▼▼▼
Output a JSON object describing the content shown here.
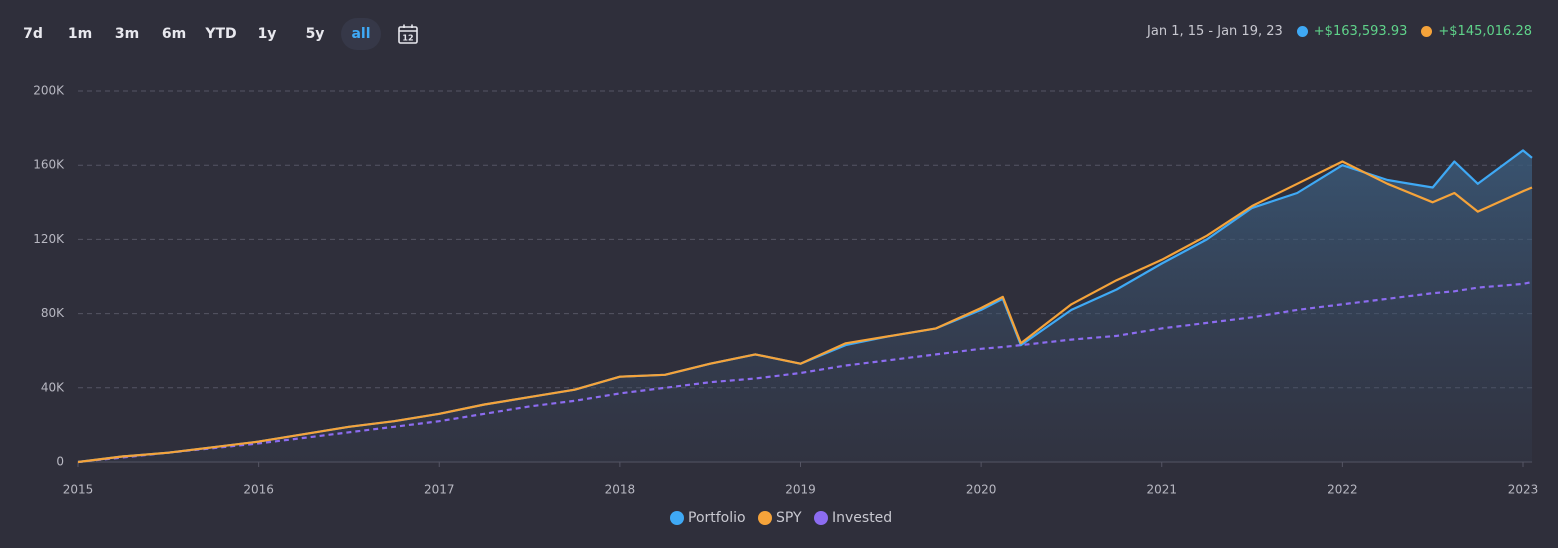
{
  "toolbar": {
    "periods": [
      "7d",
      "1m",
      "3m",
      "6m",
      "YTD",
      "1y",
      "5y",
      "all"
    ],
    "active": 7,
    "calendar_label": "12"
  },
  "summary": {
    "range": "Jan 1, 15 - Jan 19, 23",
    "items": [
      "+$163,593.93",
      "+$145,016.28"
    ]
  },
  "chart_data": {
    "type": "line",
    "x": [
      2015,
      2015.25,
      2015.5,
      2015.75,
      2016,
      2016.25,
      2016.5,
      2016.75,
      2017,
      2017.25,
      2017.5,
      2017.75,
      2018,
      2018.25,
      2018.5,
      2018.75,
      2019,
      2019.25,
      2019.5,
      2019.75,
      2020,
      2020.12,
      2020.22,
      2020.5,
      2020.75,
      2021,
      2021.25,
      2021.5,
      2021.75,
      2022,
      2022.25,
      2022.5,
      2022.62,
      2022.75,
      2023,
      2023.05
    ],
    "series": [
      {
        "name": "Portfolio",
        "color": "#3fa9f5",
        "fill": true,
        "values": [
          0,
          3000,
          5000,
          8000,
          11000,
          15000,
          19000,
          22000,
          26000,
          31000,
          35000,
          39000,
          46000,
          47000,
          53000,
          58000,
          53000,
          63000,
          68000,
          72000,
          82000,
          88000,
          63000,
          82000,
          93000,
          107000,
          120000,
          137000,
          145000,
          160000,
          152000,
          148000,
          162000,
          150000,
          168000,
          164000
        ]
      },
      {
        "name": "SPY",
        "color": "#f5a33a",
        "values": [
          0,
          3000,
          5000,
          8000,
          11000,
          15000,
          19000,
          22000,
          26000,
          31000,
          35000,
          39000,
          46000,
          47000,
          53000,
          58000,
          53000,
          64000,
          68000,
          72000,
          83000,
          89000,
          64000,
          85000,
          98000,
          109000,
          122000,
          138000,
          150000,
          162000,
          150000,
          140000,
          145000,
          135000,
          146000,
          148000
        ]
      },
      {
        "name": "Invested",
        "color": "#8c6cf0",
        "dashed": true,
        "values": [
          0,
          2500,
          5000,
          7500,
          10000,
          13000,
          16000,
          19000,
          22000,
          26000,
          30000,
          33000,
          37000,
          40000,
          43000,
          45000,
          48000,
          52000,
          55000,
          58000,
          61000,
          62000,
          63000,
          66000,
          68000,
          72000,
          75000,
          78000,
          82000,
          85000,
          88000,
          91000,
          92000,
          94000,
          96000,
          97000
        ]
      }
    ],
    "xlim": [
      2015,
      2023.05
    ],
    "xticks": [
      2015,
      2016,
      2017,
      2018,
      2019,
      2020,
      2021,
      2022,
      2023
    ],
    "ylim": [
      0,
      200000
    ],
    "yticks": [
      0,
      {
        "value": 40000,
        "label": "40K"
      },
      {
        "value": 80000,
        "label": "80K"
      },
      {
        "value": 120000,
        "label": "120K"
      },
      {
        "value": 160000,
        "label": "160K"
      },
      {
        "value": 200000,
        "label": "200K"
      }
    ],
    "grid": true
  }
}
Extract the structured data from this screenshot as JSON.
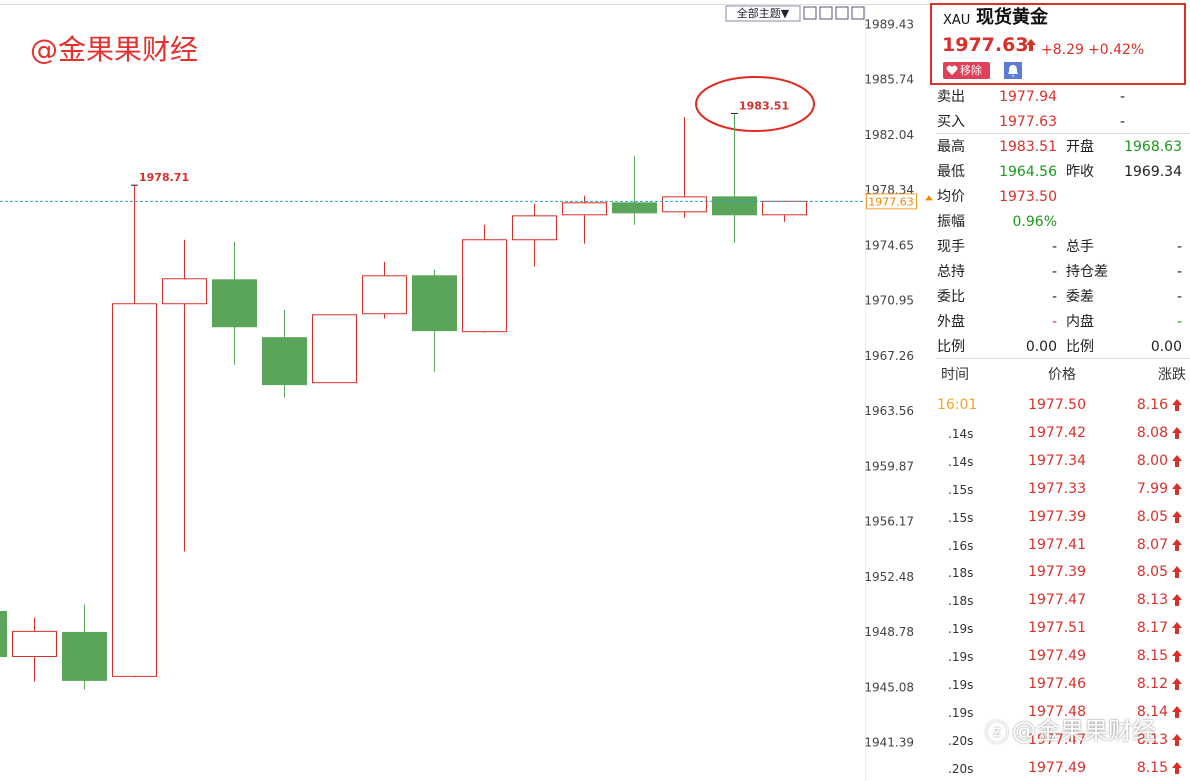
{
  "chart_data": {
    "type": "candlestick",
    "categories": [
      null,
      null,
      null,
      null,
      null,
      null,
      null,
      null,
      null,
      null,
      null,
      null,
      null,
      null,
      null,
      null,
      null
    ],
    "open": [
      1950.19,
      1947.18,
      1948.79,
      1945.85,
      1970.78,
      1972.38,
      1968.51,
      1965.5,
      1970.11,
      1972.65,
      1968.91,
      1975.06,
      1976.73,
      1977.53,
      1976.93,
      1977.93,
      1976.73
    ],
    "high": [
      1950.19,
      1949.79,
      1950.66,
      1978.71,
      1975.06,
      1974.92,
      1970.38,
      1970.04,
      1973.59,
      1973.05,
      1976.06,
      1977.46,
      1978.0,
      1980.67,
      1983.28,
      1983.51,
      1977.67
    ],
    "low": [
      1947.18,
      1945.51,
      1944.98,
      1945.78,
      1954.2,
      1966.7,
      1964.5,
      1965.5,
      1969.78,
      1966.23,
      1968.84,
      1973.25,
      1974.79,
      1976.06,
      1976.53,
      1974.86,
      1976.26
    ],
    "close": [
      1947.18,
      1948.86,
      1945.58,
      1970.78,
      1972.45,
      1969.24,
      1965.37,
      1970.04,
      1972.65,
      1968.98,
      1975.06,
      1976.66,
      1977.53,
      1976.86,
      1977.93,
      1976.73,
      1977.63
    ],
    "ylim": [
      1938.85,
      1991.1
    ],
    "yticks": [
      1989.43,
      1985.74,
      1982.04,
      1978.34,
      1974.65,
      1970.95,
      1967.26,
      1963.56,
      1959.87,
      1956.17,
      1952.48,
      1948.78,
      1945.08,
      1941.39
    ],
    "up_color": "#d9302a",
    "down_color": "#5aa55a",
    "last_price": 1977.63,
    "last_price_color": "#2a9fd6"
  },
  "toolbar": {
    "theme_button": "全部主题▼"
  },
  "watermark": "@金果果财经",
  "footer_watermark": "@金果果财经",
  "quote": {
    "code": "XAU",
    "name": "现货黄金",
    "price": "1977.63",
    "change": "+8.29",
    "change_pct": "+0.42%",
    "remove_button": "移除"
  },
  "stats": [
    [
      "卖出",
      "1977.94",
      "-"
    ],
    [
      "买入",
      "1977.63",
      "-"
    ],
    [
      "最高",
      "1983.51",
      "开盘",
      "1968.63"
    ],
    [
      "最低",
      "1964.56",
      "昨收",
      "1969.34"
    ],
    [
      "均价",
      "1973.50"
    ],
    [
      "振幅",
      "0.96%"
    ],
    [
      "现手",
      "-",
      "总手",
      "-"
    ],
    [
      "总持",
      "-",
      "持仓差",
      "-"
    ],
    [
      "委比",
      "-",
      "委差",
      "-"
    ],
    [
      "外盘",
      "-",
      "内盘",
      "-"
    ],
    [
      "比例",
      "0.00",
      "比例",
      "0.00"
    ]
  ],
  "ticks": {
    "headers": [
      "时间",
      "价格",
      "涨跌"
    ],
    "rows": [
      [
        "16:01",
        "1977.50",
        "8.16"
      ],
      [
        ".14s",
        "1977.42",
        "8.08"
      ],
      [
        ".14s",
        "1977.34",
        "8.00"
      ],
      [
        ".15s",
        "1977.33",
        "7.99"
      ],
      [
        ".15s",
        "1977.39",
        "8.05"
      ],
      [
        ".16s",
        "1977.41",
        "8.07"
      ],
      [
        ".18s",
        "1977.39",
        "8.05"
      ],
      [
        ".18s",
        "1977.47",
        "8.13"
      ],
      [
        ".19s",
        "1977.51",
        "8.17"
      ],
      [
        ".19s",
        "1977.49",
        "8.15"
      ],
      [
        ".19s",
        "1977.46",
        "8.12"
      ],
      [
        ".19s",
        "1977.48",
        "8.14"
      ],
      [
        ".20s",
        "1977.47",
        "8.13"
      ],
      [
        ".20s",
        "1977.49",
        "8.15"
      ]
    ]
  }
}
▲▲▲
Problem to solve
Pictures don't belong in the copy. Restate all the entries exactly.

Exercise output
Output a JSON object describing the content shown here.
{
  "toolbar": {
    "periods": [
      "7d",
      "1m",
      "3m",
      "6m",
      "YTD",
      "1y",
      "5y",
      "all"
    ],
    "active": 7,
    "calendar_label": "12"
  },
  "summary": {
    "range": "Jan 1, 15 - Jan 19, 23",
    "items": [
      "+$163,593.93",
      "+$145,016.28"
    ]
  },
  "chart_data": {
    "type": "line",
    "x": [
      2015,
      2015.25,
      2015.5,
      2015.75,
      2016,
      2016.25,
      2016.5,
      2016.75,
      2017,
      2017.25,
      2017.5,
      2017.75,
      2018,
      2018.25,
      2018.5,
      2018.75,
      2019,
      2019.25,
      2019.5,
      2019.75,
      2020,
      2020.12,
      2020.22,
      2020.5,
      2020.75,
      2021,
      2021.25,
      2021.5,
      2021.75,
      2022,
      2022.25,
      2022.5,
      2022.62,
      2022.75,
      2023,
      2023.05
    ],
    "series": [
      {
        "name": "Portfolio",
        "color": "#3fa9f5",
        "fill": true,
        "values": [
          0,
          3000,
          5000,
          8000,
          11000,
          15000,
          19000,
          22000,
          26000,
          31000,
          35000,
          39000,
          46000,
          47000,
          53000,
          58000,
          53000,
          63000,
          68000,
          72000,
          82000,
          88000,
          63000,
          82000,
          93000,
          107000,
          120000,
          137000,
          145000,
          160000,
          152000,
          148000,
          162000,
          150000,
          168000,
          164000
        ]
      },
      {
        "name": "SPY",
        "color": "#f5a33a",
        "values": [
          0,
          3000,
          5000,
          8000,
          11000,
          15000,
          19000,
          22000,
          26000,
          31000,
          35000,
          39000,
          46000,
          47000,
          53000,
          58000,
          53000,
          64000,
          68000,
          72000,
          83000,
          89000,
          64000,
          85000,
          98000,
          109000,
          122000,
          138000,
          150000,
          162000,
          150000,
          140000,
          145000,
          135000,
          146000,
          148000
        ]
      },
      {
        "name": "Invested",
        "color": "#8c6cf0",
        "dashed": true,
        "values": [
          0,
          2500,
          5000,
          7500,
          10000,
          13000,
          16000,
          19000,
          22000,
          26000,
          30000,
          33000,
          37000,
          40000,
          43000,
          45000,
          48000,
          52000,
          55000,
          58000,
          61000,
          62000,
          63000,
          66000,
          68000,
          72000,
          75000,
          78000,
          82000,
          85000,
          88000,
          91000,
          92000,
          94000,
          96000,
          97000
        ]
      }
    ],
    "xlim": [
      2015,
      2023.05
    ],
    "xticks": [
      2015,
      2016,
      2017,
      2018,
      2019,
      2020,
      2021,
      2022,
      2023
    ],
    "ylim": [
      0,
      200000
    ],
    "yticks": [
      0,
      {
        "value": 40000,
        "label": "40K"
      },
      {
        "value": 80000,
        "label": "80K"
      },
      {
        "value": 120000,
        "label": "120K"
      },
      {
        "value": 160000,
        "label": "160K"
      },
      {
        "value": 200000,
        "label": "200K"
      }
    ],
    "grid": true
  }
}
Extract the structured data from this screenshot as JSON.
{
  "chart_data": {
    "type": "candlestick",
    "categories": [
      null,
      null,
      null,
      null,
      null,
      null,
      null,
      null,
      null,
      null,
      null,
      null,
      null,
      null,
      null,
      null,
      null
    ],
    "open": [
      1950.19,
      1947.18,
      1948.79,
      1945.85,
      1970.78,
      1972.38,
      1968.51,
      1965.5,
      1970.11,
      1972.65,
      1968.91,
      1975.06,
      1976.73,
      1977.53,
      1976.93,
      1977.93,
      1976.73
    ],
    "high": [
      1950.19,
      1949.79,
      1950.66,
      1978.71,
      1975.06,
      1974.92,
      1970.38,
      1970.04,
      1973.59,
      1973.05,
      1976.06,
      1977.46,
      1978.0,
      1980.67,
      1983.28,
      1983.51,
      1977.67
    ],
    "low": [
      1947.18,
      1945.51,
      1944.98,
      1945.78,
      1954.2,
      1966.7,
      1964.5,
      1965.5,
      1969.78,
      1966.23,
      1968.84,
      1973.25,
      1974.79,
      1976.06,
      1976.53,
      1974.86,
      1976.26
    ],
    "close": [
      1947.18,
      1948.86,
      1945.58,
      1970.78,
      1972.45,
      1969.24,
      1965.37,
      1970.04,
      1972.65,
      1968.98,
      1975.06,
      1976.66,
      1977.53,
      1976.86,
      1977.93,
      1976.73,
      1977.63
    ],
    "ylim": [
      1938.85,
      1991.1
    ],
    "yticks": [
      1989.43,
      1985.74,
      1982.04,
      1978.34,
      1974.65,
      1970.95,
      1967.26,
      1963.56,
      1959.87,
      1956.17,
      1952.48,
      1948.78,
      1945.08,
      1941.39
    ],
    "up_color": "#d9302a",
    "down_color": "#5aa55a",
    "last_price": 1977.63,
    "last_price_color": "#2a9fd6"
  },
  "toolbar": {
    "theme_button": "全部主题▼"
  },
  "watermark": "@金果果财经",
  "footer_watermark": "@金果果财经",
  "quote": {
    "code": "XAU",
    "name": "现货黄金",
    "price": "1977.63",
    "change": "+8.29",
    "change_pct": "+0.42%",
    "remove_button": "移除"
  },
  "stats": [
    [
      "卖出",
      "1977.94",
      "-"
    ],
    [
      "买入",
      "1977.63",
      "-"
    ],
    [
      "最高",
      "1983.51",
      "开盘",
      "1968.63"
    ],
    [
      "最低",
      "1964.56",
      "昨收",
      "1969.34"
    ],
    [
      "均价",
      "1973.50"
    ],
    [
      "振幅",
      "0.96%"
    ],
    [
      "现手",
      "-",
      "总手",
      "-"
    ],
    [
      "总持",
      "-",
      "持仓差",
      "-"
    ],
    [
      "委比",
      "-",
      "委差",
      "-"
    ],
    [
      "外盘",
      "-",
      "内盘",
      "-"
    ],
    [
      "比例",
      "0.00",
      "比例",
      "0.00"
    ]
  ],
  "ticks": {
    "headers": [
      "时间",
      "价格",
      "涨跌"
    ],
    "rows": [
      [
        "16:01",
        "1977.50",
        "8.16"
      ],
      [
        ".14s",
        "1977.42",
        "8.08"
      ],
      [
        ".14s",
        "1977.34",
        "8.00"
      ],
      [
        ".15s",
        "1977.33",
        "7.99"
      ],
      [
        ".15s",
        "1977.39",
        "8.05"
      ],
      [
        ".16s",
        "1977.41",
        "8.07"
      ],
      [
        ".18s",
        "1977.39",
        "8.05"
      ],
      [
        ".18s",
        "1977.47",
        "8.13"
      ],
      [
        ".19s",
        "1977.51",
        "8.17"
      ],
      [
        ".19s",
        "1977.49",
        "8.15"
      ],
      [
        ".19s",
        "1977.46",
        "8.12"
      ],
      [
        ".19s",
        "1977.48",
        "8.14"
      ],
      [
        ".20s",
        "1977.47",
        "8.13"
      ],
      [
        ".20s",
        "1977.49",
        "8.15"
      ]
    ]
  }
}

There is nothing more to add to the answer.